*TASK DIRECTIONS*. Substitute "grid-cell" for "heatmap-cell" everywhere from the line containing "- heatmap-cell: [816, 883, 862, 928]" down to the line containing "- heatmap-cell: [1035, 708, 1080, 753]", and reproduce only those lines with every other part unchanged.

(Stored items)
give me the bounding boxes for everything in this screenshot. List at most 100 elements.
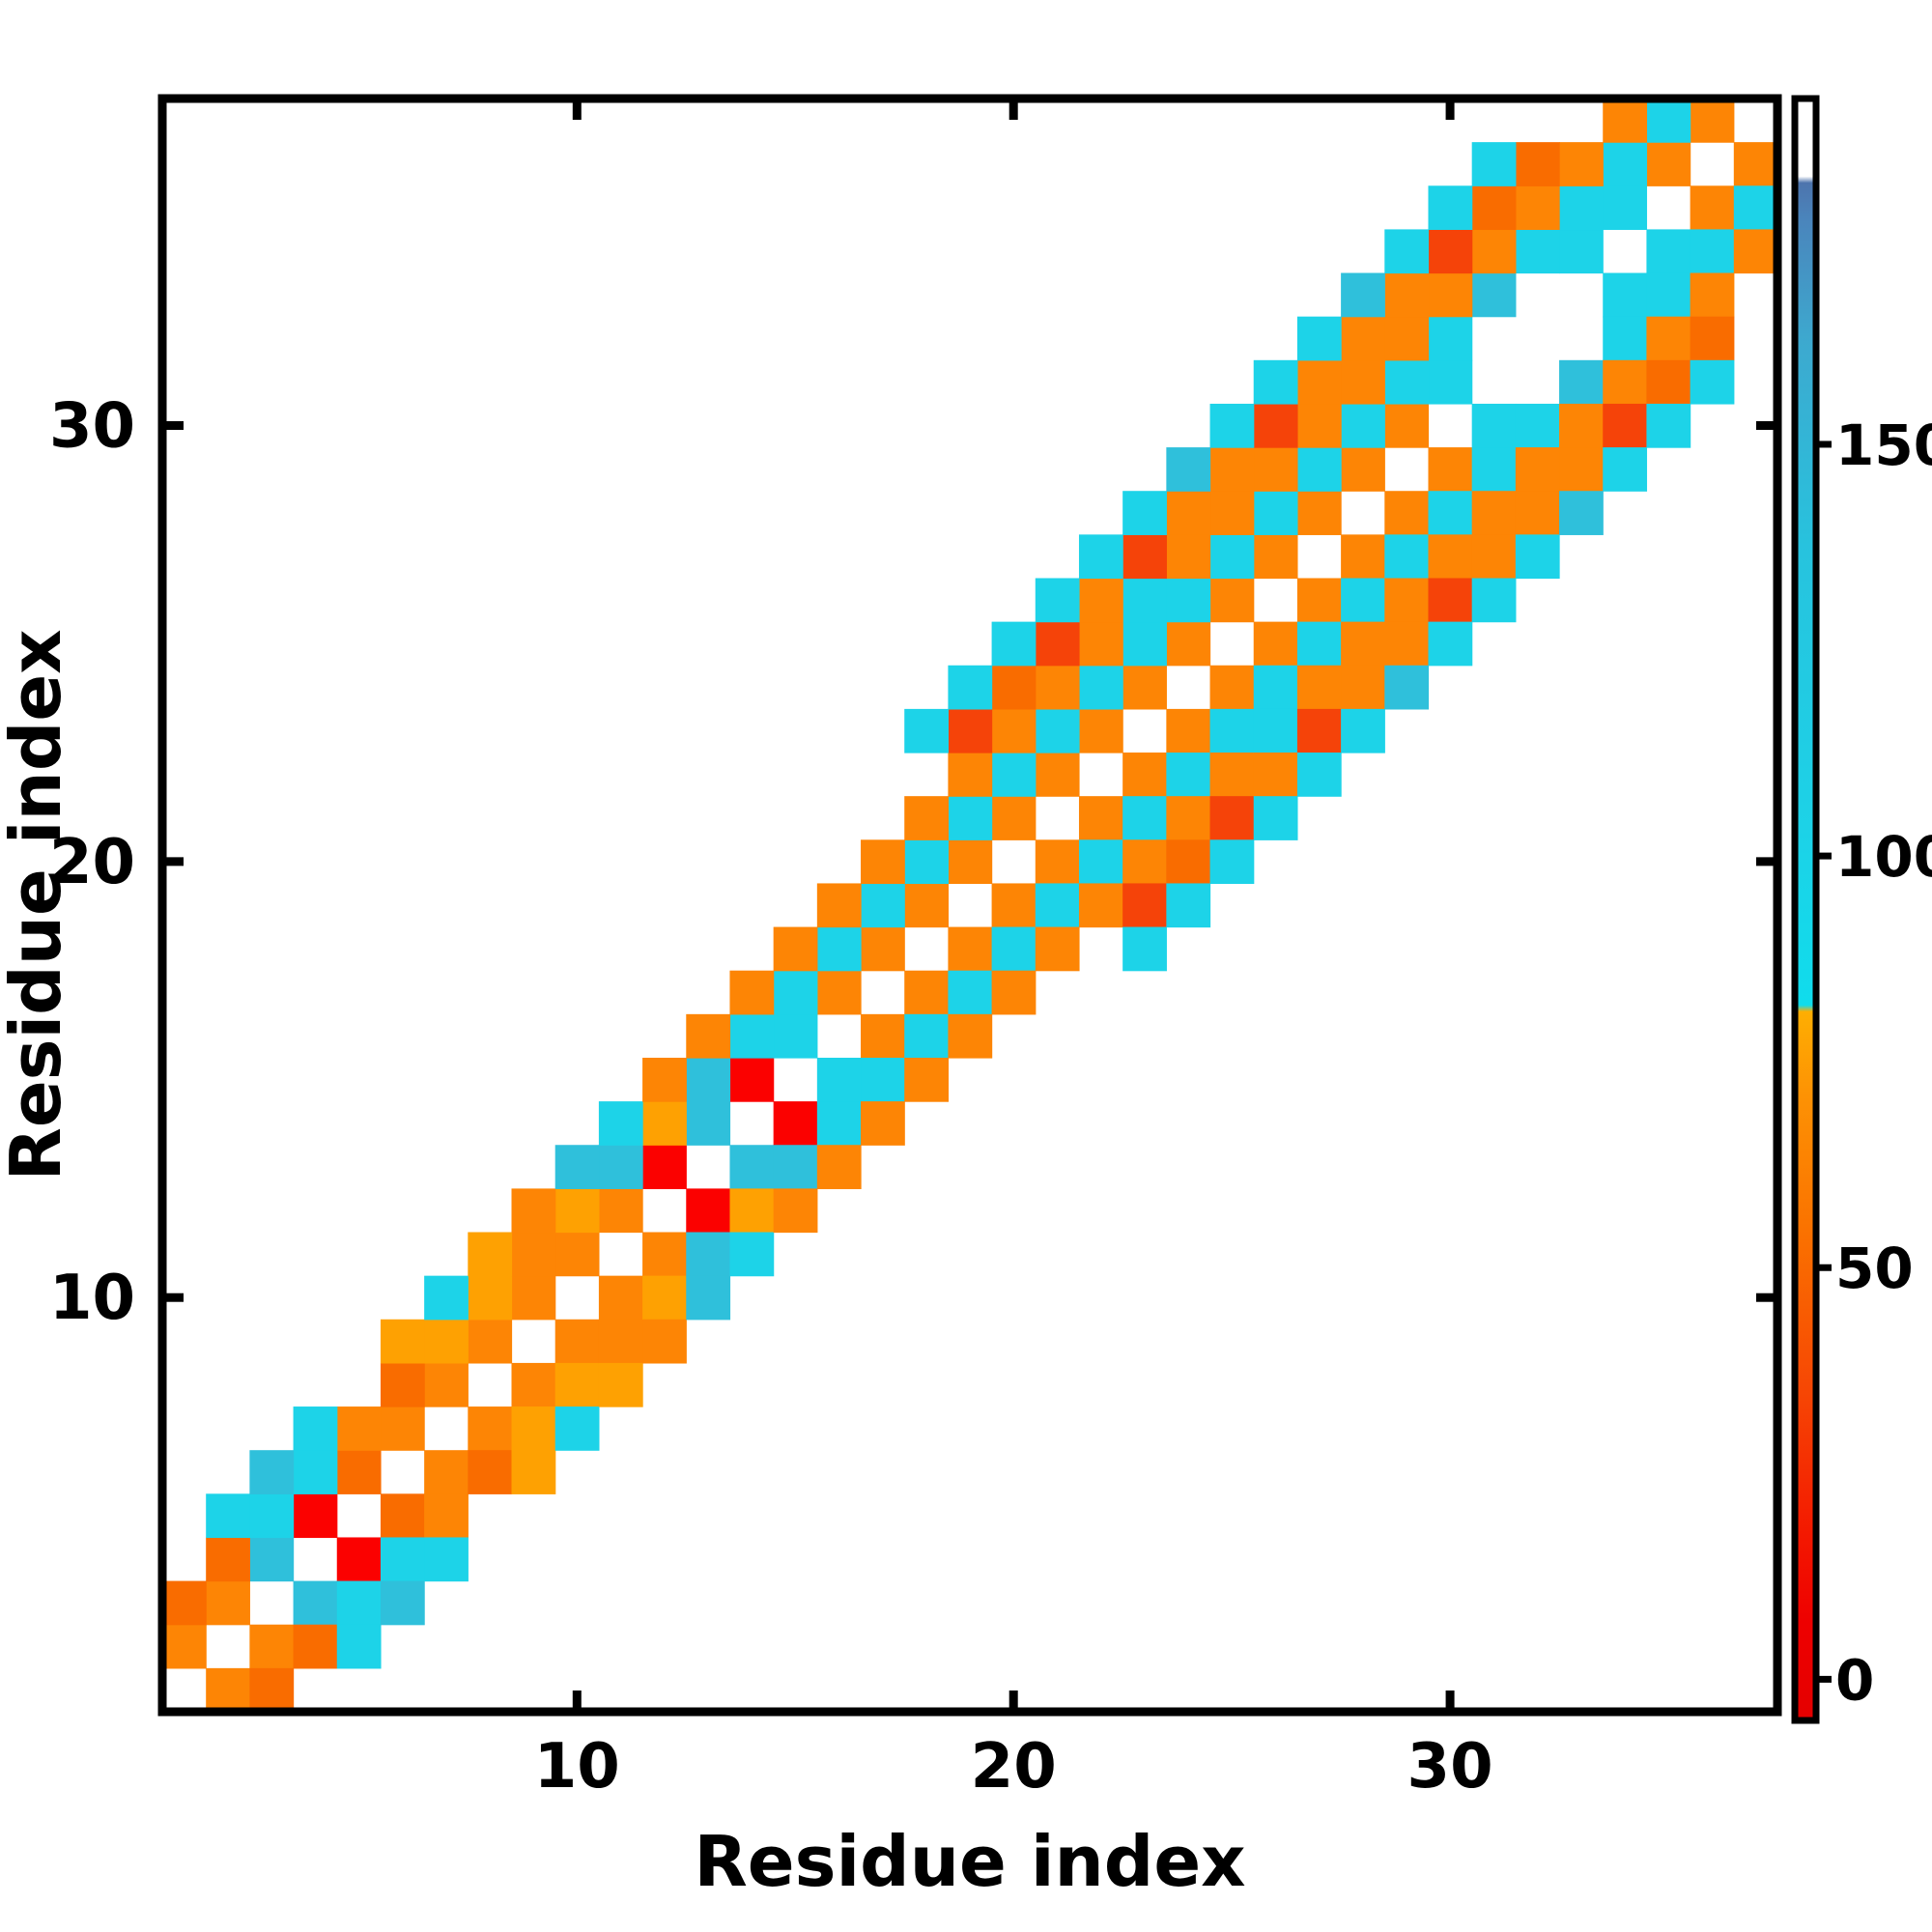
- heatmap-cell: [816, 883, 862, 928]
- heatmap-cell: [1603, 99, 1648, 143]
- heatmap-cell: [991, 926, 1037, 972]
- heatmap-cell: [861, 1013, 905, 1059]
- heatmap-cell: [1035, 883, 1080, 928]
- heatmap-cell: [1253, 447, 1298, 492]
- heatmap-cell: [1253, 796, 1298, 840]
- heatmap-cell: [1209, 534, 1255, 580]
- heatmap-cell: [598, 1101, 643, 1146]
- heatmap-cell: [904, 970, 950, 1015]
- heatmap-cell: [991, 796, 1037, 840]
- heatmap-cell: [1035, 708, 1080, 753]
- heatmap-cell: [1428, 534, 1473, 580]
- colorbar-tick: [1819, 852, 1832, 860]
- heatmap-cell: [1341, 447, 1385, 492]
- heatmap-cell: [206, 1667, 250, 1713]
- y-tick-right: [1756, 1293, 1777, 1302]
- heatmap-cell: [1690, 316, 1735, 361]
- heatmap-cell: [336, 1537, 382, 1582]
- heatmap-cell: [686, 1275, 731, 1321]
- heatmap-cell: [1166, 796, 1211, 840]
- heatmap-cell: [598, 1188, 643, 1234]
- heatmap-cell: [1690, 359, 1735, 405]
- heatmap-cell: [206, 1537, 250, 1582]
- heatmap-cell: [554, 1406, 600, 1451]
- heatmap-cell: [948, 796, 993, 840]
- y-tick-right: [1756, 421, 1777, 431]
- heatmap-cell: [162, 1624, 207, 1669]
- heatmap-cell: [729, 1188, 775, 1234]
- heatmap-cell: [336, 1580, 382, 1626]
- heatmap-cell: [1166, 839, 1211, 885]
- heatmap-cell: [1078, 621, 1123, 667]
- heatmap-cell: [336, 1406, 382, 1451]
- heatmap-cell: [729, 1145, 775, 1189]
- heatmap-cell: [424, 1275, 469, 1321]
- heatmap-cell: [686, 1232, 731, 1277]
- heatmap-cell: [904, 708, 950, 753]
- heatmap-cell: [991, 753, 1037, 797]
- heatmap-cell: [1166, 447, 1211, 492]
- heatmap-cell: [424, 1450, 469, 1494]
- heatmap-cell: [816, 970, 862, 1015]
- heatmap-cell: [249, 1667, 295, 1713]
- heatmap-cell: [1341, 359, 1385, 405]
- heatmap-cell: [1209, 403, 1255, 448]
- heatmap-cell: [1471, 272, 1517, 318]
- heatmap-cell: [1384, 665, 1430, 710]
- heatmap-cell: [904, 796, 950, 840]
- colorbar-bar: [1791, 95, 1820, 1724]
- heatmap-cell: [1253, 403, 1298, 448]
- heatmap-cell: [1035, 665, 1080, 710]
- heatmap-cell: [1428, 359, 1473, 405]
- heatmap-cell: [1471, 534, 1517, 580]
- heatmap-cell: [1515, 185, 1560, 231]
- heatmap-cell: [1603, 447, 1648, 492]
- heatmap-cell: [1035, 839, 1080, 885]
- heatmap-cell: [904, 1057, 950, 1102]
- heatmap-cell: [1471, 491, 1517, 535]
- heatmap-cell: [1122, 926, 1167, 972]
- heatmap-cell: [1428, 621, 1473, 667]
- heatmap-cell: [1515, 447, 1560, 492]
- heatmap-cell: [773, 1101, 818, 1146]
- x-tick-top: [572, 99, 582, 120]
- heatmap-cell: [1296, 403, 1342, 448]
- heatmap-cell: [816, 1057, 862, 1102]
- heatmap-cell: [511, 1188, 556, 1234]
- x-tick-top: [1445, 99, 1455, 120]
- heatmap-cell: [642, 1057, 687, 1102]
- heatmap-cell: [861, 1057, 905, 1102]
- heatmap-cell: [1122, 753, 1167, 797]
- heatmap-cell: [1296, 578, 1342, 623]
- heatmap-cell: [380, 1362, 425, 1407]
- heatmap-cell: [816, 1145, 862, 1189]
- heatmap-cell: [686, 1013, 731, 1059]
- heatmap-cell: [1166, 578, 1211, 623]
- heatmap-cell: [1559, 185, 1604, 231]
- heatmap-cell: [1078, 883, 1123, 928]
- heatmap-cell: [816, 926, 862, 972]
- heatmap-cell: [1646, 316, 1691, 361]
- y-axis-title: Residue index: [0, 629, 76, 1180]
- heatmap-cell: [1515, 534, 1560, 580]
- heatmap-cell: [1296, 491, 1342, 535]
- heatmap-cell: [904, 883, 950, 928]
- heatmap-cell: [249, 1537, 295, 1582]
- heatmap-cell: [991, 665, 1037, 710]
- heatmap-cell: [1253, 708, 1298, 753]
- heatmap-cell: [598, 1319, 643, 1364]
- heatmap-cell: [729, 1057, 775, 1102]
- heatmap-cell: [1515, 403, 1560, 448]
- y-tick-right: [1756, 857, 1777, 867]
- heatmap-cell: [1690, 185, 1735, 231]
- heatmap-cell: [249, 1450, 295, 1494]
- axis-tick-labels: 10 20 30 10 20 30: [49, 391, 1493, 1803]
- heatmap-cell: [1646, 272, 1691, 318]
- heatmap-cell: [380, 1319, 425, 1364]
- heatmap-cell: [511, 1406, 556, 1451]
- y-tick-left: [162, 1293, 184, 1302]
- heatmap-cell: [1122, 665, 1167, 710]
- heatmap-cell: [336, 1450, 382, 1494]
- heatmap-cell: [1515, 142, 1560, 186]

...

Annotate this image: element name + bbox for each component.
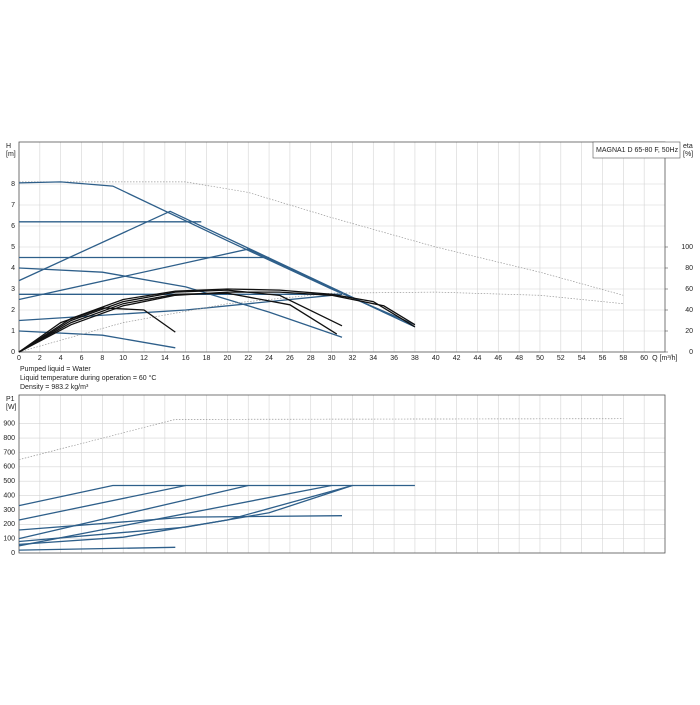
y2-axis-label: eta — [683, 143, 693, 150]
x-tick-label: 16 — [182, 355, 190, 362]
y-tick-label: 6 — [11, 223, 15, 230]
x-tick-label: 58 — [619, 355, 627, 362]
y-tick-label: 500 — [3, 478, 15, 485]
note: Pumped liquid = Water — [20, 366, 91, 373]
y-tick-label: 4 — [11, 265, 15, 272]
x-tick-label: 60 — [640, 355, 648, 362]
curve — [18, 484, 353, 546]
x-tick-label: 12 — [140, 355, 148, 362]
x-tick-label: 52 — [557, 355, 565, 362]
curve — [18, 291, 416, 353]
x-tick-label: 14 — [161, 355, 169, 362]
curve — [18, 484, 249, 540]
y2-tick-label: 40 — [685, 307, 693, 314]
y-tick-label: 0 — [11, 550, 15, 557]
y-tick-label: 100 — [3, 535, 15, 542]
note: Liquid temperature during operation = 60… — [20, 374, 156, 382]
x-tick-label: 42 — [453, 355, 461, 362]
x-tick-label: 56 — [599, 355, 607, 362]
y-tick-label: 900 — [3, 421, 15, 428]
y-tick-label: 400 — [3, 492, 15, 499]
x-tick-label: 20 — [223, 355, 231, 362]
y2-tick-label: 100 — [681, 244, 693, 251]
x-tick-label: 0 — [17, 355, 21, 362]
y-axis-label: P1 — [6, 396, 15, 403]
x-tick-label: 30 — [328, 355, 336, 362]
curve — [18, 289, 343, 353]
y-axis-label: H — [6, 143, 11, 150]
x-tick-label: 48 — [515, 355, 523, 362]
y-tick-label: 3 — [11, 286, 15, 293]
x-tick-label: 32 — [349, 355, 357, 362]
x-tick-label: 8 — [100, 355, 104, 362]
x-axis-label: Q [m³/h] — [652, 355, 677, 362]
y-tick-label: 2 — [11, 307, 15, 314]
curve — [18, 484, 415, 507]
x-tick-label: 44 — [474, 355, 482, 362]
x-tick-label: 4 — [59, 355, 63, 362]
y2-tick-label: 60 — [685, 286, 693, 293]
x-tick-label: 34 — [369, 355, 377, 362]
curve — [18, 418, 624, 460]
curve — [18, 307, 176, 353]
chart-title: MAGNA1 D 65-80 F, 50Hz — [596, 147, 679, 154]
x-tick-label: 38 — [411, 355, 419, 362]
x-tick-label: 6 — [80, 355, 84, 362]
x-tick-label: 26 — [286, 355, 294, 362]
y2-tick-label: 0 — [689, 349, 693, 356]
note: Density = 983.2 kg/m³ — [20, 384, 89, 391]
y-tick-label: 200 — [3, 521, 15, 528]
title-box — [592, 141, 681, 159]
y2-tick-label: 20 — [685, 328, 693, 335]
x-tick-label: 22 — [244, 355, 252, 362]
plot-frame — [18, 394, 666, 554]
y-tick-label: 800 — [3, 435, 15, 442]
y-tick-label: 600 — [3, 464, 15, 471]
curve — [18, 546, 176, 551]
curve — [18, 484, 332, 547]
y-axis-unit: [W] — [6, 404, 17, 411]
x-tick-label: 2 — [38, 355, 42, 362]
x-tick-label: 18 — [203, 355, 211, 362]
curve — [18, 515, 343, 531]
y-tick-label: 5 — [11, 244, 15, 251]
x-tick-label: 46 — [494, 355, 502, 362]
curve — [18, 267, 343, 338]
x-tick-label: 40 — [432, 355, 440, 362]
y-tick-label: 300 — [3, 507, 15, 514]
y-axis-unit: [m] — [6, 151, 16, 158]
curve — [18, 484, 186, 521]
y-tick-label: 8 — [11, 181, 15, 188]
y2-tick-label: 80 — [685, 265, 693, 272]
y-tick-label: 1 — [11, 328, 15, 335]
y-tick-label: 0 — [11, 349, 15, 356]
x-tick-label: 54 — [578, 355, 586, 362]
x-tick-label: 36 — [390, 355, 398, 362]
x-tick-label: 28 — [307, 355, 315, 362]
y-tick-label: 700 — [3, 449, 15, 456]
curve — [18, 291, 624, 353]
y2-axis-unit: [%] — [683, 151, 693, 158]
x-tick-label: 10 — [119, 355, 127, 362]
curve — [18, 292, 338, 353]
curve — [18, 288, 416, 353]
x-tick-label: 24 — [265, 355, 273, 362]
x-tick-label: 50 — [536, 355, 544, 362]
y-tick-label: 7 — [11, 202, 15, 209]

*SOLUTION BELOW*.
- grid-cell: [816, 883, 862, 928]
- grid-cell: [1603, 99, 1648, 143]
- grid-cell: [991, 926, 1037, 972]
- grid-cell: [861, 1013, 905, 1059]
- grid-cell: [1035, 883, 1080, 928]
- grid-cell: [1253, 447, 1298, 492]
- grid-cell: [1253, 796, 1298, 840]
- grid-cell: [1209, 534, 1255, 580]
- grid-cell: [598, 1101, 643, 1146]
- grid-cell: [904, 970, 950, 1015]
- grid-cell: [991, 796, 1037, 840]
- grid-cell: [1035, 708, 1080, 753]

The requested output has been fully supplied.